-- START OF Provided data --

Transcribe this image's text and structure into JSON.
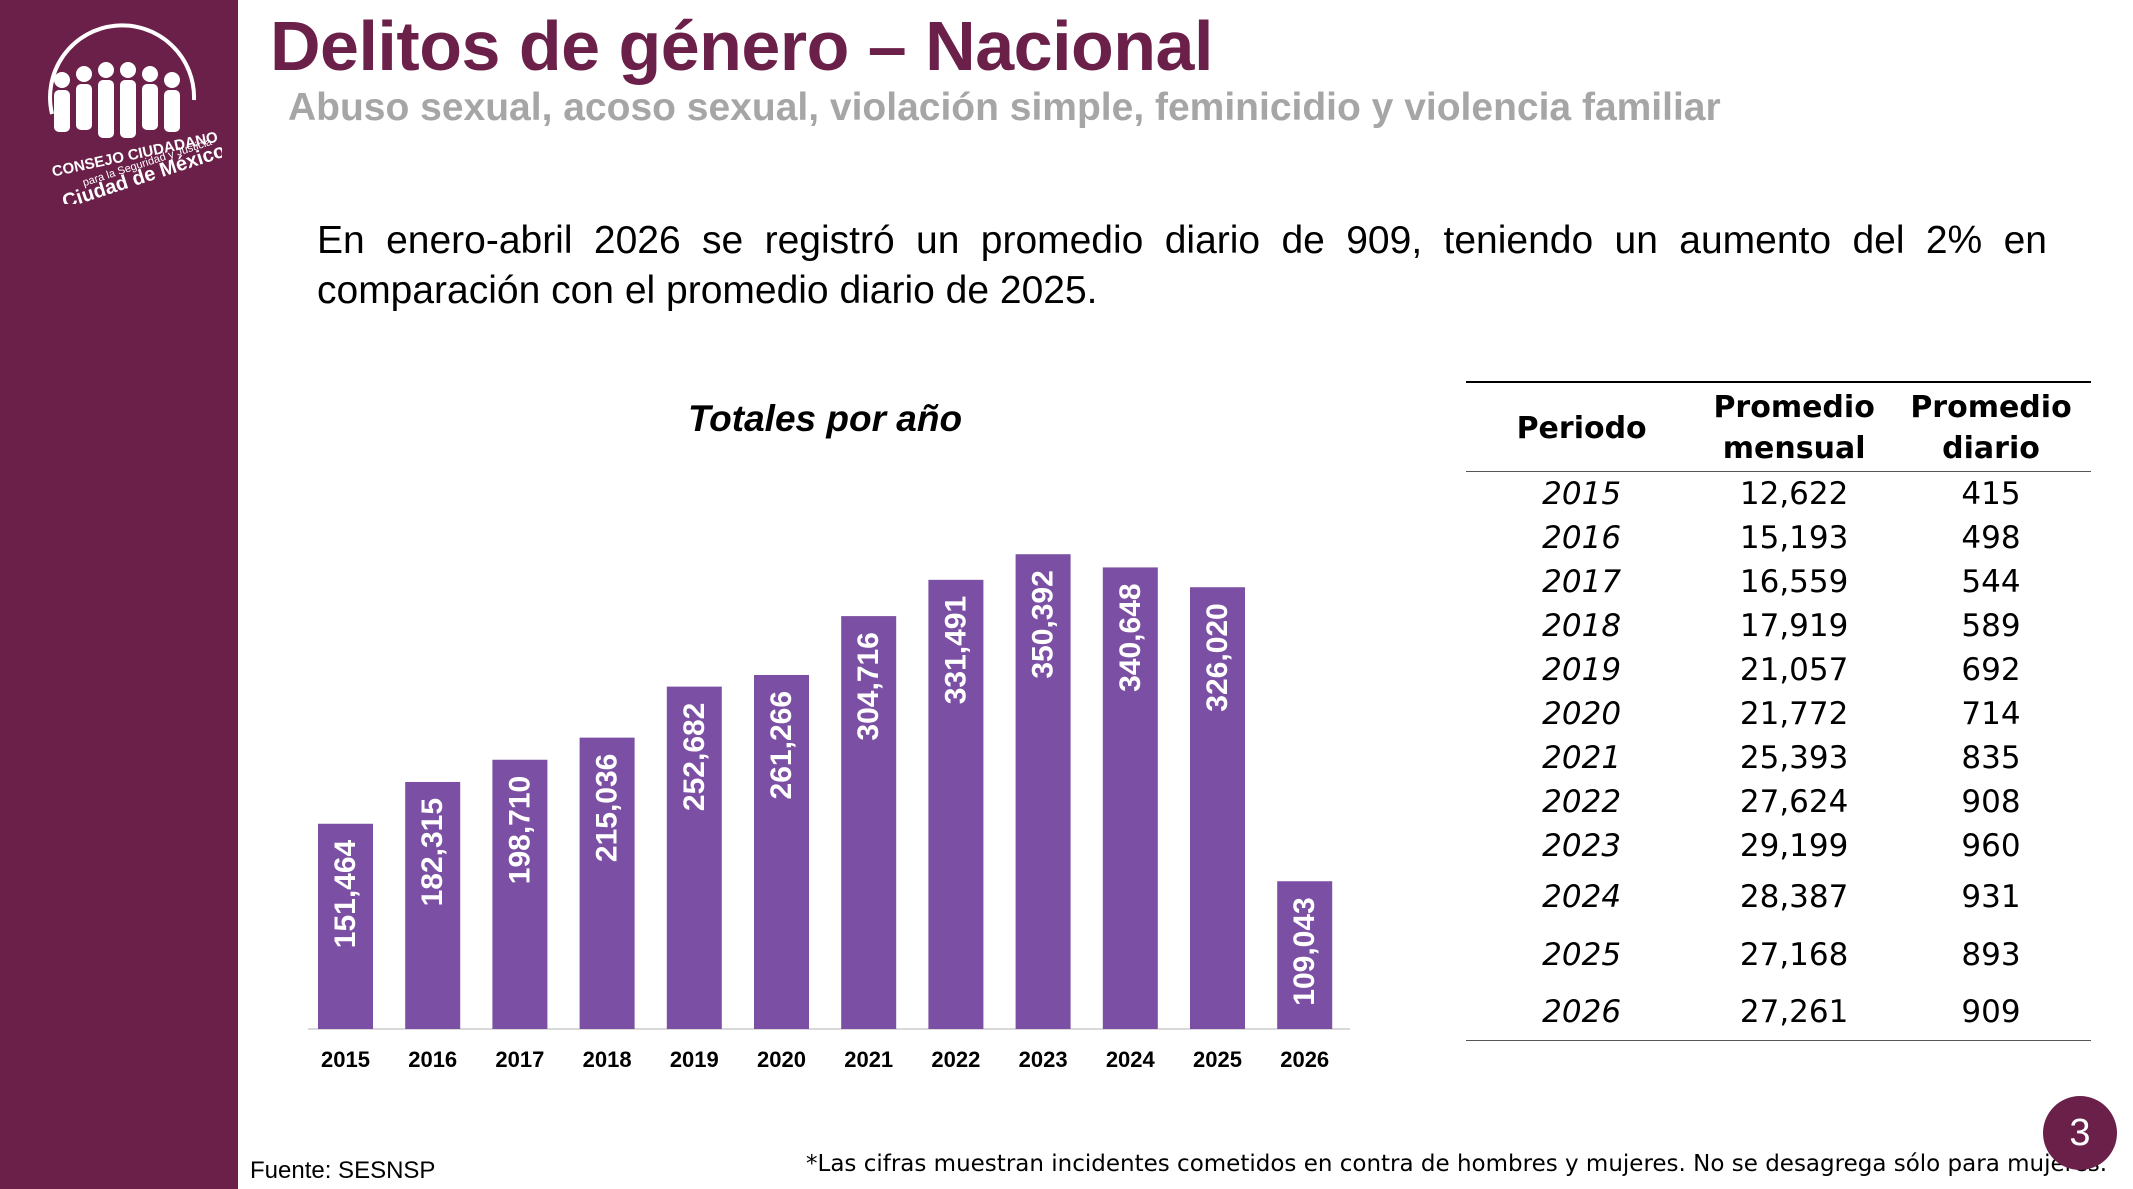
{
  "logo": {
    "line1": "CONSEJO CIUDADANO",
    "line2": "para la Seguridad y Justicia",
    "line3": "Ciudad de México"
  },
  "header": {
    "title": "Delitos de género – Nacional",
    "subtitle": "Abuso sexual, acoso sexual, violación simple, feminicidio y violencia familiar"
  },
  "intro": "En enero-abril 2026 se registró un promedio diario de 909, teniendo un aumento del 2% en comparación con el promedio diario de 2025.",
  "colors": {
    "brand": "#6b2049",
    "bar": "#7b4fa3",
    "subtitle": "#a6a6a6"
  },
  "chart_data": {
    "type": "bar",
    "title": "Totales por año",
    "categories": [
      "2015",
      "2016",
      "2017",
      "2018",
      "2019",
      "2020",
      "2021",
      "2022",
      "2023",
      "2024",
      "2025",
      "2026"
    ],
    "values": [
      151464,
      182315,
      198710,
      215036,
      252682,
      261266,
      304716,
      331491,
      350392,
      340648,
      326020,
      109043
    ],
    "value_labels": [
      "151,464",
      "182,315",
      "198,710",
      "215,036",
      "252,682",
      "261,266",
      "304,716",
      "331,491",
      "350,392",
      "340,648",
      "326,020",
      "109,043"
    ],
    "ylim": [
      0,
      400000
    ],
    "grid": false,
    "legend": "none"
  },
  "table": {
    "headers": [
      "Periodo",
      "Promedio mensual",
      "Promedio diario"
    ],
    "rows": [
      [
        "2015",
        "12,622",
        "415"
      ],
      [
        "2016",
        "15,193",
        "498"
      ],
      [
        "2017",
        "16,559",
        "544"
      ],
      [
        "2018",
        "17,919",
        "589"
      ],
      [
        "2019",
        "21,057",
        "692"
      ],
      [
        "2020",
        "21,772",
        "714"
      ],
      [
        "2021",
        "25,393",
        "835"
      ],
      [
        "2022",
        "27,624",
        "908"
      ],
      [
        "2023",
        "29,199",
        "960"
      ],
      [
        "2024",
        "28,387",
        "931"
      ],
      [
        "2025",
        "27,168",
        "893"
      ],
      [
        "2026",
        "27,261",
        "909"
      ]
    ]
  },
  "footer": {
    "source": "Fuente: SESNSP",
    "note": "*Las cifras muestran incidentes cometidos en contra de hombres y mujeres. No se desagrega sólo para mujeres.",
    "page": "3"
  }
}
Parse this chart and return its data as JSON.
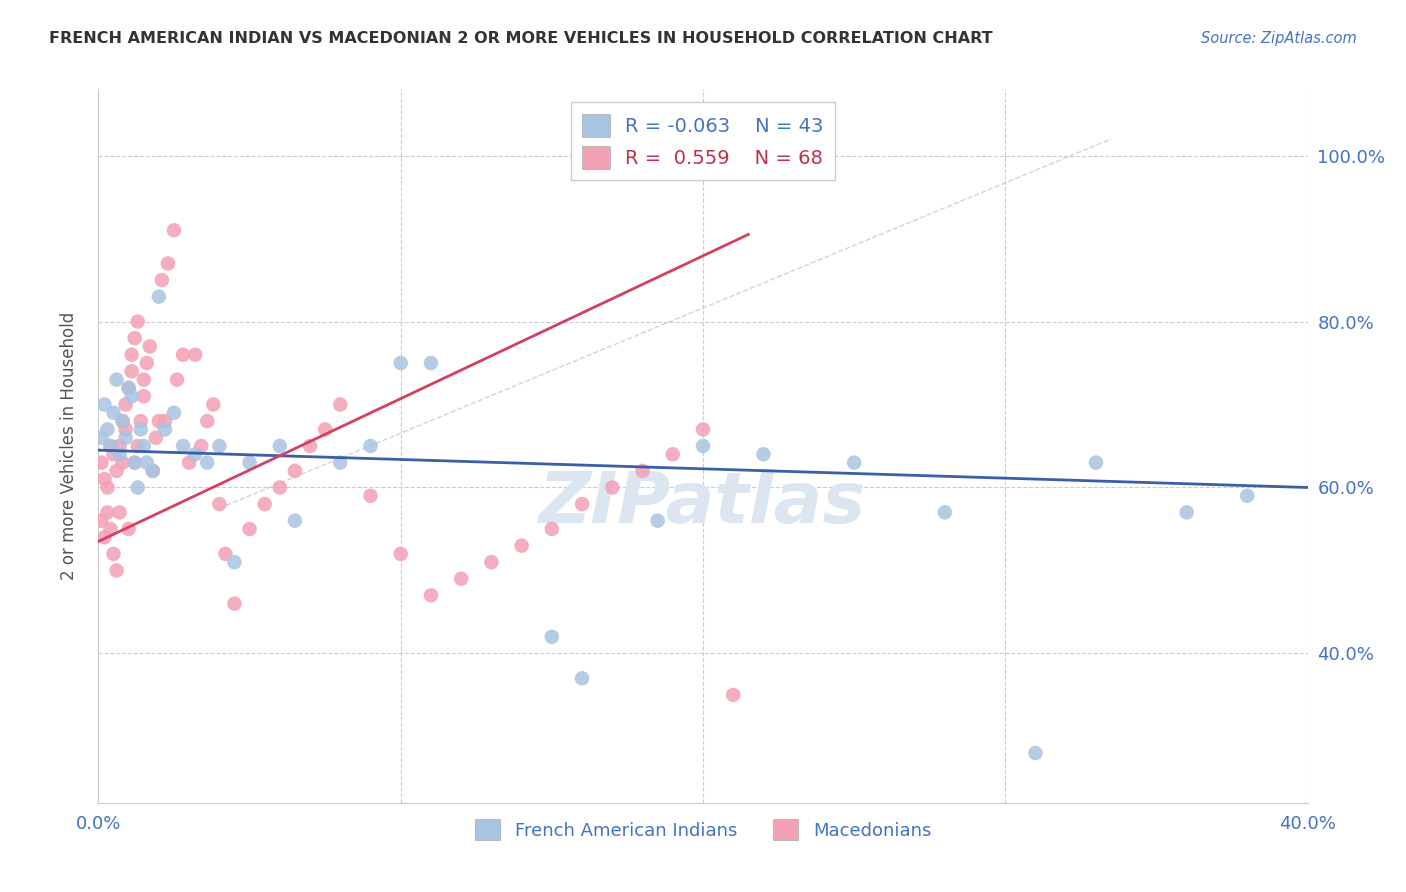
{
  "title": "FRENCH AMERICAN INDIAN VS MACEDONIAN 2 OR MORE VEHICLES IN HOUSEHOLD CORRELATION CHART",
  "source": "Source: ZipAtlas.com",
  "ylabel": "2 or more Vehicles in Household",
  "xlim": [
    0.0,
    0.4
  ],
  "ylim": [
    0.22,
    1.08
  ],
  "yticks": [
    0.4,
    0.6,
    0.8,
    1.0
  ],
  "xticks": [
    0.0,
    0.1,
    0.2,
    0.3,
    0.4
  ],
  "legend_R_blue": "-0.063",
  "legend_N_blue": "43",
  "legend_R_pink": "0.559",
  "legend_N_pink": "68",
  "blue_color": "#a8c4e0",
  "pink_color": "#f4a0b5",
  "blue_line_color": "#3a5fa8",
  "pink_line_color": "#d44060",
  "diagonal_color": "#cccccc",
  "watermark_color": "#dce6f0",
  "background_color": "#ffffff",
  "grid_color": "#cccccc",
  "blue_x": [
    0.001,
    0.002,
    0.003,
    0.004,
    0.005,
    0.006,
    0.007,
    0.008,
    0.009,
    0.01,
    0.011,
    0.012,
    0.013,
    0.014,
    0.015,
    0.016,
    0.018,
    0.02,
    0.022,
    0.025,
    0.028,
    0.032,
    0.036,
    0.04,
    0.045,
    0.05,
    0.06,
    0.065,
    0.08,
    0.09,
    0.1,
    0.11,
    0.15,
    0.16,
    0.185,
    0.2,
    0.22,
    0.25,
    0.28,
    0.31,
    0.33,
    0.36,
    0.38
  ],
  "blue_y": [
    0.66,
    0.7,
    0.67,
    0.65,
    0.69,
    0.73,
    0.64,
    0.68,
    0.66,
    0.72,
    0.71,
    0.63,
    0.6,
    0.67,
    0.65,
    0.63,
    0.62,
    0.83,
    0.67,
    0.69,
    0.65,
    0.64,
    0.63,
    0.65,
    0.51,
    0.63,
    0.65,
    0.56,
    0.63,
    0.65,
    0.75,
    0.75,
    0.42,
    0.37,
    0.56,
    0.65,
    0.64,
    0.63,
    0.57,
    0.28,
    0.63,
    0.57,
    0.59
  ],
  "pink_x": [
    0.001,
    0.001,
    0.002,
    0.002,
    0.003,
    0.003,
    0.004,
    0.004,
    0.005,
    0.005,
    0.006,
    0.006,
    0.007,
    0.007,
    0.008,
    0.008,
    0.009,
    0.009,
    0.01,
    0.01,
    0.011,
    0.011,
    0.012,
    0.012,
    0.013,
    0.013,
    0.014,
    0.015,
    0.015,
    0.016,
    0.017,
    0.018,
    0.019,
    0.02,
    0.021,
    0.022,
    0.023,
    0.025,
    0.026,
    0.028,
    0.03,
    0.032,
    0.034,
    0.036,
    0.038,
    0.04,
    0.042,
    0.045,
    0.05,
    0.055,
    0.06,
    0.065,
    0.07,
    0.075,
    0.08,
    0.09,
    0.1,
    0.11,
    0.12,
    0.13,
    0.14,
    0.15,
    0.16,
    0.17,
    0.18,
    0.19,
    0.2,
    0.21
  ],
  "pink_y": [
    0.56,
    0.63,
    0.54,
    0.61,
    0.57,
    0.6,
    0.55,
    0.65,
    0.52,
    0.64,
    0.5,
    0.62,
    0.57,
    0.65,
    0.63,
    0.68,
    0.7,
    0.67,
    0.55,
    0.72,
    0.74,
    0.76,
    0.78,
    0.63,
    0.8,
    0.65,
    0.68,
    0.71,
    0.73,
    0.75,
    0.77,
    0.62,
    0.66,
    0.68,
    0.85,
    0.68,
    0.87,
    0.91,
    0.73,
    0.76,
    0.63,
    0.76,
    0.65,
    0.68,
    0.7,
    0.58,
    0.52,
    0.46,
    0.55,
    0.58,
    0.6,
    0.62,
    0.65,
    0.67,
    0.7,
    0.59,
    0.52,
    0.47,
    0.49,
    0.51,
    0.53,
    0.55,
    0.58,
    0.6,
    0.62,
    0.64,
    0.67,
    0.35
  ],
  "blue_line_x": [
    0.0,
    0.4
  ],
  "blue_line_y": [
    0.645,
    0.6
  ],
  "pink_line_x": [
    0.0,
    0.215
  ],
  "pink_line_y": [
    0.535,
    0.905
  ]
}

-- END OF Provided data --

All of the data above should be quoted exactly, except for the pictures.

### Exercise output
Transcribe this image's text and structure into JSON.
{
  "logo": {
    "line1": "CONSEJO CIUDADANO",
    "line2": "para la Seguridad y Justicia",
    "line3": "Ciudad de México"
  },
  "header": {
    "title": "Delitos de género – Nacional",
    "subtitle": "Abuso sexual, acoso sexual, violación simple, feminicidio y violencia familiar"
  },
  "intro": "En enero-abril 2026 se registró un promedio diario de 909, teniendo un aumento del 2% en comparación con el promedio diario de 2025.",
  "colors": {
    "brand": "#6b2049",
    "bar": "#7b4fa3",
    "subtitle": "#a6a6a6"
  },
  "chart_data": {
    "type": "bar",
    "title": "Totales por año",
    "categories": [
      "2015",
      "2016",
      "2017",
      "2018",
      "2019",
      "2020",
      "2021",
      "2022",
      "2023",
      "2024",
      "2025",
      "2026"
    ],
    "values": [
      151464,
      182315,
      198710,
      215036,
      252682,
      261266,
      304716,
      331491,
      350392,
      340648,
      326020,
      109043
    ],
    "value_labels": [
      "151,464",
      "182,315",
      "198,710",
      "215,036",
      "252,682",
      "261,266",
      "304,716",
      "331,491",
      "350,392",
      "340,648",
      "326,020",
      "109,043"
    ],
    "ylim": [
      0,
      400000
    ],
    "grid": false,
    "legend": "none"
  },
  "table": {
    "headers": [
      "Periodo",
      "Promedio mensual",
      "Promedio diario"
    ],
    "rows": [
      [
        "2015",
        "12,622",
        "415"
      ],
      [
        "2016",
        "15,193",
        "498"
      ],
      [
        "2017",
        "16,559",
        "544"
      ],
      [
        "2018",
        "17,919",
        "589"
      ],
      [
        "2019",
        "21,057",
        "692"
      ],
      [
        "2020",
        "21,772",
        "714"
      ],
      [
        "2021",
        "25,393",
        "835"
      ],
      [
        "2022",
        "27,624",
        "908"
      ],
      [
        "2023",
        "29,199",
        "960"
      ],
      [
        "2024",
        "28,387",
        "931"
      ],
      [
        "2025",
        "27,168",
        "893"
      ],
      [
        "2026",
        "27,261",
        "909"
      ]
    ]
  },
  "footer": {
    "source": "Fuente: SESNSP",
    "note": "*Las cifras muestran incidentes cometidos en contra de hombres y mujeres. No se desagrega sólo para mujeres.",
    "page": "3"
  }
}
Parse this chart and return its data as JSON.
{
  "title": "FRENCH AMERICAN INDIAN VS MACEDONIAN 2 OR MORE VEHICLES IN HOUSEHOLD CORRELATION CHART",
  "source": "Source: ZipAtlas.com",
  "ylabel": "2 or more Vehicles in Household",
  "xlim": [
    0.0,
    0.4
  ],
  "ylim": [
    0.22,
    1.08
  ],
  "yticks": [
    0.4,
    0.6,
    0.8,
    1.0
  ],
  "xticks": [
    0.0,
    0.1,
    0.2,
    0.3,
    0.4
  ],
  "legend_R_blue": "-0.063",
  "legend_N_blue": "43",
  "legend_R_pink": "0.559",
  "legend_N_pink": "68",
  "blue_color": "#a8c4e0",
  "pink_color": "#f4a0b5",
  "blue_line_color": "#3a5fa8",
  "pink_line_color": "#d44060",
  "diagonal_color": "#cccccc",
  "watermark_color": "#dce6f0",
  "background_color": "#ffffff",
  "grid_color": "#cccccc",
  "blue_x": [
    0.001,
    0.002,
    0.003,
    0.004,
    0.005,
    0.006,
    0.007,
    0.008,
    0.009,
    0.01,
    0.011,
    0.012,
    0.013,
    0.014,
    0.015,
    0.016,
    0.018,
    0.02,
    0.022,
    0.025,
    0.028,
    0.032,
    0.036,
    0.04,
    0.045,
    0.05,
    0.06,
    0.065,
    0.08,
    0.09,
    0.1,
    0.11,
    0.15,
    0.16,
    0.185,
    0.2,
    0.22,
    0.25,
    0.28,
    0.31,
    0.33,
    0.36,
    0.38
  ],
  "blue_y": [
    0.66,
    0.7,
    0.67,
    0.65,
    0.69,
    0.73,
    0.64,
    0.68,
    0.66,
    0.72,
    0.71,
    0.63,
    0.6,
    0.67,
    0.65,
    0.63,
    0.62,
    0.83,
    0.67,
    0.69,
    0.65,
    0.64,
    0.63,
    0.65,
    0.51,
    0.63,
    0.65,
    0.56,
    0.63,
    0.65,
    0.75,
    0.75,
    0.42,
    0.37,
    0.56,
    0.65,
    0.64,
    0.63,
    0.57,
    0.28,
    0.63,
    0.57,
    0.59
  ],
  "pink_x": [
    0.001,
    0.001,
    0.002,
    0.002,
    0.003,
    0.003,
    0.004,
    0.004,
    0.005,
    0.005,
    0.006,
    0.006,
    0.007,
    0.007,
    0.008,
    0.008,
    0.009,
    0.009,
    0.01,
    0.01,
    0.011,
    0.011,
    0.012,
    0.012,
    0.013,
    0.013,
    0.014,
    0.015,
    0.015,
    0.016,
    0.017,
    0.018,
    0.019,
    0.02,
    0.021,
    0.022,
    0.023,
    0.025,
    0.026,
    0.028,
    0.03,
    0.032,
    0.034,
    0.036,
    0.038,
    0.04,
    0.042,
    0.045,
    0.05,
    0.055,
    0.06,
    0.065,
    0.07,
    0.075,
    0.08,
    0.09,
    0.1,
    0.11,
    0.12,
    0.13,
    0.14,
    0.15,
    0.16,
    0.17,
    0.18,
    0.19,
    0.2,
    0.21
  ],
  "pink_y": [
    0.56,
    0.63,
    0.54,
    0.61,
    0.57,
    0.6,
    0.55,
    0.65,
    0.52,
    0.64,
    0.5,
    0.62,
    0.57,
    0.65,
    0.63,
    0.68,
    0.7,
    0.67,
    0.55,
    0.72,
    0.74,
    0.76,
    0.78,
    0.63,
    0.8,
    0.65,
    0.68,
    0.71,
    0.73,
    0.75,
    0.77,
    0.62,
    0.66,
    0.68,
    0.85,
    0.68,
    0.87,
    0.91,
    0.73,
    0.76,
    0.63,
    0.76,
    0.65,
    0.68,
    0.7,
    0.58,
    0.52,
    0.46,
    0.55,
    0.58,
    0.6,
    0.62,
    0.65,
    0.67,
    0.7,
    0.59,
    0.52,
    0.47,
    0.49,
    0.51,
    0.53,
    0.55,
    0.58,
    0.6,
    0.62,
    0.64,
    0.67,
    0.35
  ],
  "blue_line_x": [
    0.0,
    0.4
  ],
  "blue_line_y": [
    0.645,
    0.6
  ],
  "pink_line_x": [
    0.0,
    0.215
  ],
  "pink_line_y": [
    0.535,
    0.905
  ]
}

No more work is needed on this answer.